◆ **Stored rows**
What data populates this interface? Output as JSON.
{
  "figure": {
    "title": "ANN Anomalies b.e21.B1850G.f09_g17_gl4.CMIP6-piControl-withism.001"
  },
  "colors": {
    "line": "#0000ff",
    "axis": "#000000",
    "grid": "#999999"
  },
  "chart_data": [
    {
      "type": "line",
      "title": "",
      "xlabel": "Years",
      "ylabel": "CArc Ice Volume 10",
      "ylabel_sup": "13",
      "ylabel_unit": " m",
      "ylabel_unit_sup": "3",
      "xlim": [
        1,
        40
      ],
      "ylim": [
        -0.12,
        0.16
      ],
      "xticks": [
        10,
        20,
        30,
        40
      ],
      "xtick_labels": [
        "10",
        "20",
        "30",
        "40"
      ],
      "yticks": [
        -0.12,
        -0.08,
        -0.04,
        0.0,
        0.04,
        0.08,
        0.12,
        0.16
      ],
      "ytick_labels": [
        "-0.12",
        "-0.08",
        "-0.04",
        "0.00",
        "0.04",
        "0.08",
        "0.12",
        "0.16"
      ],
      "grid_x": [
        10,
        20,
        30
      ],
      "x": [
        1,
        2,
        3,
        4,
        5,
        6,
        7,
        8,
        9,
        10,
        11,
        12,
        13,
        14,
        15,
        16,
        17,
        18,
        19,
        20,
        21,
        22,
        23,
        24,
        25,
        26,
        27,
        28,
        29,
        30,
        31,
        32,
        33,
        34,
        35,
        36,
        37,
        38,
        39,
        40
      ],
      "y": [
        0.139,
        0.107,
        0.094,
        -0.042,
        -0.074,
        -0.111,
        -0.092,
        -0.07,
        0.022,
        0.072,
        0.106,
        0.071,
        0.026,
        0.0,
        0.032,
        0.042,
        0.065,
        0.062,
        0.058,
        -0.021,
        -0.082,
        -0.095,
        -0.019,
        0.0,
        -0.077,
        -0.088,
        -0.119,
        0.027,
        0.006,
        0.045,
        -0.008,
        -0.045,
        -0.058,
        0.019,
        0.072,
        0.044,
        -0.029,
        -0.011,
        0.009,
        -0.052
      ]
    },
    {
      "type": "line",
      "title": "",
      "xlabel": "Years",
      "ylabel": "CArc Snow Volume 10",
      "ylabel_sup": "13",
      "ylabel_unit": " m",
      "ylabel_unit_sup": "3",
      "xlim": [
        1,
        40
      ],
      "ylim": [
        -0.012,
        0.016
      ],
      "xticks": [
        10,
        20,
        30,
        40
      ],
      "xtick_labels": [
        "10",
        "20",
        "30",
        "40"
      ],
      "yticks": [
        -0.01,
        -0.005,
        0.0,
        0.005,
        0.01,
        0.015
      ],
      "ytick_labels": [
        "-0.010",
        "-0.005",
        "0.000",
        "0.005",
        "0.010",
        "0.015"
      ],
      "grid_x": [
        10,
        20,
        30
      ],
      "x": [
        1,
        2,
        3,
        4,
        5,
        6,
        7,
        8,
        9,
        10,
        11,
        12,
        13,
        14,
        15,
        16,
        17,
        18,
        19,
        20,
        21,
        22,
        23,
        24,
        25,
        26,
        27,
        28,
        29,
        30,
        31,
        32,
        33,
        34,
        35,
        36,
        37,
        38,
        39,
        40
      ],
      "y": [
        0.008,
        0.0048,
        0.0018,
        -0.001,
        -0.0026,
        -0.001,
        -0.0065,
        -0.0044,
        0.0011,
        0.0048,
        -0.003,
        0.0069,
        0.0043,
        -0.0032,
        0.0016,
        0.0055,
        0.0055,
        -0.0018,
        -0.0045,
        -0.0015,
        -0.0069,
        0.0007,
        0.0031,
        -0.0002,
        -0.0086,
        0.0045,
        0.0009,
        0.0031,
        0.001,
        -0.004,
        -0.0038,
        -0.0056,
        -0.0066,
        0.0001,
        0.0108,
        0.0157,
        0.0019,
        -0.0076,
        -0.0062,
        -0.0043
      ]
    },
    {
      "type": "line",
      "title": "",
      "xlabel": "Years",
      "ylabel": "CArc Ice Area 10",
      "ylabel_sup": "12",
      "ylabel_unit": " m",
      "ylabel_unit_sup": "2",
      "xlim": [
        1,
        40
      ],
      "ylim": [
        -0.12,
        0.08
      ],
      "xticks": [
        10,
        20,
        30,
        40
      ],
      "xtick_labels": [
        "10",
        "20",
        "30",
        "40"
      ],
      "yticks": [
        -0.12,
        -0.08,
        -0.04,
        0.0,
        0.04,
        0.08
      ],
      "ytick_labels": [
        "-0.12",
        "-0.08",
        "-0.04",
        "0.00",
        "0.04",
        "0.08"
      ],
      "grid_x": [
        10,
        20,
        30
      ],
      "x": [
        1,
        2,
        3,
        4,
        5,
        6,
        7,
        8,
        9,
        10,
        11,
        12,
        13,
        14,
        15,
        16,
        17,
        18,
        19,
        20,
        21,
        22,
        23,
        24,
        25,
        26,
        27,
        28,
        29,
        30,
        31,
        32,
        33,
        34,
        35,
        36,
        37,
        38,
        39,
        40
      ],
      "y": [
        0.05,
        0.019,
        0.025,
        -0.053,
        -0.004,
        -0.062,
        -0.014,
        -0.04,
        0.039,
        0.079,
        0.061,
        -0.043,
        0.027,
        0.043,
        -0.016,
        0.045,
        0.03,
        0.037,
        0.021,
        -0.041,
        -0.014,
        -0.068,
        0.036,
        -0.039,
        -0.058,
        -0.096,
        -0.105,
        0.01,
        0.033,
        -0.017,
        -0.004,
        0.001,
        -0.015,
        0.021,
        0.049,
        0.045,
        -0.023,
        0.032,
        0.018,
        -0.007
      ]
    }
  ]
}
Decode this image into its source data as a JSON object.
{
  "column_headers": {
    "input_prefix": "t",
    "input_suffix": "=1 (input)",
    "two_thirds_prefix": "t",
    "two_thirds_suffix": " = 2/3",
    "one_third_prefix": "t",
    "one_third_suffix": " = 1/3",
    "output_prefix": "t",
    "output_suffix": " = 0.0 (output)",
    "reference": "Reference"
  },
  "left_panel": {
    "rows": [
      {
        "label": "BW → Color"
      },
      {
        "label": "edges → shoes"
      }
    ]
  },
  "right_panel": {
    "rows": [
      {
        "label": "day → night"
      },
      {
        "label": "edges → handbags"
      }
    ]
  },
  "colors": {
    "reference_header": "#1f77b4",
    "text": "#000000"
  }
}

◆ **What you are asked to do**
Retype the material above, line by line, exactly.

◆ **Solution to this exercise**
What data populates this interface? Output as JSON.
{
  "figure": {
    "title": "ANN Anomalies b.e21.B1850G.f09_g17_gl4.CMIP6-piControl-withism.001"
  },
  "colors": {
    "line": "#0000ff",
    "axis": "#000000",
    "grid": "#999999"
  },
  "chart_data": [
    {
      "type": "line",
      "title": "",
      "xlabel": "Years",
      "ylabel": "CArc Ice Volume 10",
      "ylabel_sup": "13",
      "ylabel_unit": " m",
      "ylabel_unit_sup": "3",
      "xlim": [
        1,
        40
      ],
      "ylim": [
        -0.12,
        0.16
      ],
      "xticks": [
        10,
        20,
        30,
        40
      ],
      "xtick_labels": [
        "10",
        "20",
        "30",
        "40"
      ],
      "yticks": [
        -0.12,
        -0.08,
        -0.04,
        0.0,
        0.04,
        0.08,
        0.12,
        0.16
      ],
      "ytick_labels": [
        "-0.12",
        "-0.08",
        "-0.04",
        "0.00",
        "0.04",
        "0.08",
        "0.12",
        "0.16"
      ],
      "grid_x": [
        10,
        20,
        30
      ],
      "x": [
        1,
        2,
        3,
        4,
        5,
        6,
        7,
        8,
        9,
        10,
        11,
        12,
        13,
        14,
        15,
        16,
        17,
        18,
        19,
        20,
        21,
        22,
        23,
        24,
        25,
        26,
        27,
        28,
        29,
        30,
        31,
        32,
        33,
        34,
        35,
        36,
        37,
        38,
        39,
        40
      ],
      "y": [
        0.139,
        0.107,
        0.094,
        -0.042,
        -0.074,
        -0.111,
        -0.092,
        -0.07,
        0.022,
        0.072,
        0.106,
        0.071,
        0.026,
        0.0,
        0.032,
        0.042,
        0.065,
        0.062,
        0.058,
        -0.021,
        -0.082,
        -0.095,
        -0.019,
        0.0,
        -0.077,
        -0.088,
        -0.119,
        0.027,
        0.006,
        0.045,
        -0.008,
        -0.045,
        -0.058,
        0.019,
        0.072,
        0.044,
        -0.029,
        -0.011,
        0.009,
        -0.052
      ]
    },
    {
      "type": "line",
      "title": "",
      "xlabel": "Years",
      "ylabel": "CArc Snow Volume 10",
      "ylabel_sup": "13",
      "ylabel_unit": " m",
      "ylabel_unit_sup": "3",
      "xlim": [
        1,
        40
      ],
      "ylim": [
        -0.012,
        0.016
      ],
      "xticks": [
        10,
        20,
        30,
        40
      ],
      "xtick_labels": [
        "10",
        "20",
        "30",
        "40"
      ],
      "yticks": [
        -0.01,
        -0.005,
        0.0,
        0.005,
        0.01,
        0.015
      ],
      "ytick_labels": [
        "-0.010",
        "-0.005",
        "0.000",
        "0.005",
        "0.010",
        "0.015"
      ],
      "grid_x": [
        10,
        20,
        30
      ],
      "x": [
        1,
        2,
        3,
        4,
        5,
        6,
        7,
        8,
        9,
        10,
        11,
        12,
        13,
        14,
        15,
        16,
        17,
        18,
        19,
        20,
        21,
        22,
        23,
        24,
        25,
        26,
        27,
        28,
        29,
        30,
        31,
        32,
        33,
        34,
        35,
        36,
        37,
        38,
        39,
        40
      ],
      "y": [
        0.008,
        0.0048,
        0.0018,
        -0.001,
        -0.0026,
        -0.001,
        -0.0065,
        -0.0044,
        0.0011,
        0.0048,
        -0.003,
        0.0069,
        0.0043,
        -0.0032,
        0.0016,
        0.0055,
        0.0055,
        -0.0018,
        -0.0045,
        -0.0015,
        -0.0069,
        0.0007,
        0.0031,
        -0.0002,
        -0.0086,
        0.0045,
        0.0009,
        0.0031,
        0.001,
        -0.004,
        -0.0038,
        -0.0056,
        -0.0066,
        0.0001,
        0.0108,
        0.0157,
        0.0019,
        -0.0076,
        -0.0062,
        -0.0043
      ]
    },
    {
      "type": "line",
      "title": "",
      "xlabel": "Years",
      "ylabel": "CArc Ice Area 10",
      "ylabel_sup": "12",
      "ylabel_unit": " m",
      "ylabel_unit_sup": "2",
      "xlim": [
        1,
        40
      ],
      "ylim": [
        -0.12,
        0.08
      ],
      "xticks": [
        10,
        20,
        30,
        40
      ],
      "xtick_labels": [
        "10",
        "20",
        "30",
        "40"
      ],
      "yticks": [
        -0.12,
        -0.08,
        -0.04,
        0.0,
        0.04,
        0.08
      ],
      "ytick_labels": [
        "-0.12",
        "-0.08",
        "-0.04",
        "0.00",
        "0.04",
        "0.08"
      ],
      "grid_x": [
        10,
        20,
        30
      ],
      "x": [
        1,
        2,
        3,
        4,
        5,
        6,
        7,
        8,
        9,
        10,
        11,
        12,
        13,
        14,
        15,
        16,
        17,
        18,
        19,
        20,
        21,
        22,
        23,
        24,
        25,
        26,
        27,
        28,
        29,
        30,
        31,
        32,
        33,
        34,
        35,
        36,
        37,
        38,
        39,
        40
      ],
      "y": [
        0.05,
        0.019,
        0.025,
        -0.053,
        -0.004,
        -0.062,
        -0.014,
        -0.04,
        0.039,
        0.079,
        0.061,
        -0.043,
        0.027,
        0.043,
        -0.016,
        0.045,
        0.03,
        0.037,
        0.021,
        -0.041,
        -0.014,
        -0.068,
        0.036,
        -0.039,
        -0.058,
        -0.096,
        -0.105,
        0.01,
        0.033,
        -0.017,
        -0.004,
        0.001,
        -0.015,
        0.021,
        0.049,
        0.045,
        -0.023,
        0.032,
        0.018,
        -0.007
      ]
    }
  ]
}
Decode this image into its source data as a JSON object.
{
  "column_headers": {
    "input_prefix": "t",
    "input_suffix": "=1 (input)",
    "two_thirds_prefix": "t",
    "two_thirds_suffix": " = 2/3",
    "one_third_prefix": "t",
    "one_third_suffix": " = 1/3",
    "output_prefix": "t",
    "output_suffix": " = 0.0 (output)",
    "reference": "Reference"
  },
  "left_panel": {
    "rows": [
      {
        "label": "BW → Color"
      },
      {
        "label": "edges → shoes"
      }
    ]
  },
  "right_panel": {
    "rows": [
      {
        "label": "day → night"
      },
      {
        "label": "edges → handbags"
      }
    ]
  },
  "colors": {
    "reference_header": "#1f77b4",
    "text": "#000000"
  }
}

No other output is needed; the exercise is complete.